Re: [EXTERNAL] Re: general question

Posted by Michael McCandless <lu...@mikemccandless.com>.
Indeed LUCENE-6229 is very related here ...

Failing Scorer.getChildren, I think you'd have to make your own query
wrappers that wrapped the whole tree (Query, Weight, Scorer) and then
kept track, using those wrappers?

Mike McCandless

http://blog.mikemccandless.com


On Tue, Mar 31, 2015 at 9:25 AM, Terry Smith <sh...@gmail.com> wrote:
> Mike,
>
> Your suggestion seems related to LUCENE-6229
> <https://issues.apache.org/jira/browse/LUCENE-6229>. My understanding is
> that we shouldn't rely on Scorer.getChildren() as you won't always get all
> child scorers (just the minimum needed to match) and their positions aren't
> necessarily reliable.
>
> Should we be suggesting an different approach to Todd's question?
::::::
• [Work instructions]:
[1] Reproduce a passage from the Lucene mailing-list post. Begin at the words "On Tue, Mar" and stop after "to Todd's question?".
[2] Using the Lucene mailing-list post, say whether each statement agrees with it. Answer yes or no for each, and quote the words that decide it. (a) Terry Smith's message is dated Tuesday, March 31, 2015. (b) Terry Smith says Scorer.getChildren() always returns every child scorer. (c) Michael McCandless calls LUCENE-6229 very related.
The records come from a separate source.

• [Data section]:
::::::
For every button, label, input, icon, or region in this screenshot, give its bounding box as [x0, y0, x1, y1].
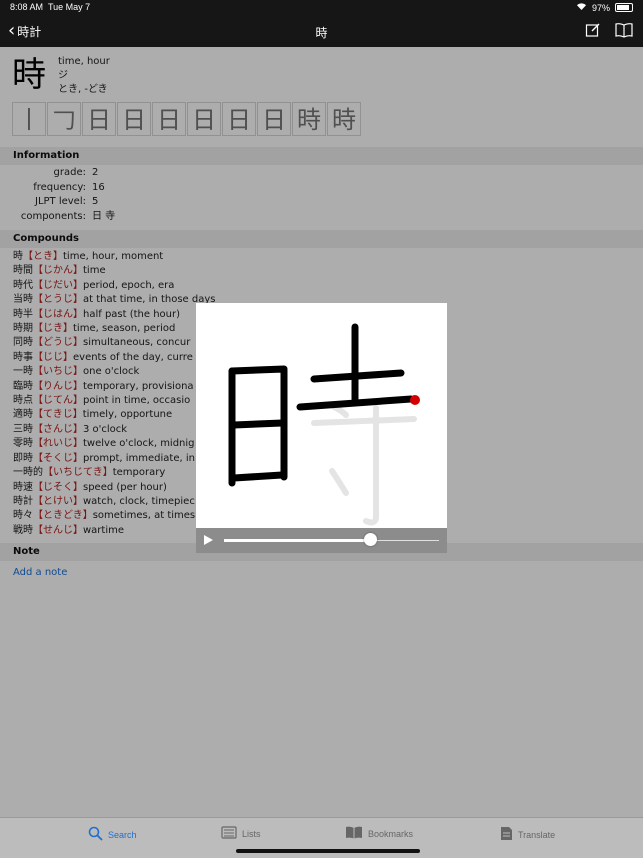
tab-bookmarks[interactable]: Bookmarks: [345, 826, 413, 841]
progress-thumb[interactable]: [363, 533, 377, 546]
navigation-bar: ‹ 時計 時: [0, 16, 643, 47]
tab-label: Search: [108, 829, 137, 840]
progress-fill: [224, 539, 371, 542]
tab-label: Bookmarks: [368, 828, 414, 839]
stroke-animation-canvas: [196, 303, 447, 528]
nav-actions: [585, 22, 633, 38]
edit-icon[interactable]: [585, 22, 601, 38]
status-time: 8:08 AM: [10, 2, 44, 12]
tab-lists[interactable]: Lists: [221, 826, 261, 841]
search-icon: [88, 826, 103, 843]
playback-controls: [196, 528, 447, 553]
tab-label: Lists: [242, 828, 261, 839]
lists-icon: [221, 826, 237, 841]
stroke-animation-player: [196, 303, 447, 553]
bookmarks-icon: [345, 826, 363, 841]
status-bar: 8:08 AM Tue May 7 97%: [0, 0, 643, 16]
battery-icon: [615, 3, 633, 12]
book-icon[interactable]: [615, 22, 633, 38]
tab-search[interactable]: Search: [88, 826, 137, 843]
status-date: Tue May 7: [48, 2, 91, 12]
tab-label: Translate: [518, 829, 556, 840]
play-icon[interactable]: [204, 535, 213, 545]
battery-percent: 97%: [591, 2, 610, 13]
status-right: 97%: [576, 2, 633, 13]
wifi-icon: [576, 2, 587, 13]
translate-icon: [500, 826, 513, 843]
page-title: 時: [315, 26, 328, 40]
home-indicator: [236, 849, 420, 853]
tab-translate[interactable]: Translate: [500, 826, 555, 843]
::::::
• [Answers provided]:
[1]
On Tue, Mar 31, 2015 at 9:25 AM, Terry Smith <sh...@gmail.com> wrote:
> Mike,
>
> Your suggestion seems related to LUCENE-6229
> <https://issues.apache.org/jira/browse/LUCENE-6229>. My understanding is
> that we shouldn't rely on Scorer.getChildren() as you won't always get all
> child scorers (just the minimum needed to match) and their positions aren't
> necessarily reliable.
>
> Should we be suggesting an different approach to Todd's question?

[2]
(a) Yes: "On Tue, Mar 31, 2015 at 9:25 AM"
(b) No: "we shouldn't rely on Scorer.getChildren() as you won't always get all"
(c) Yes: "Indeed LUCENE-6229 is very related here"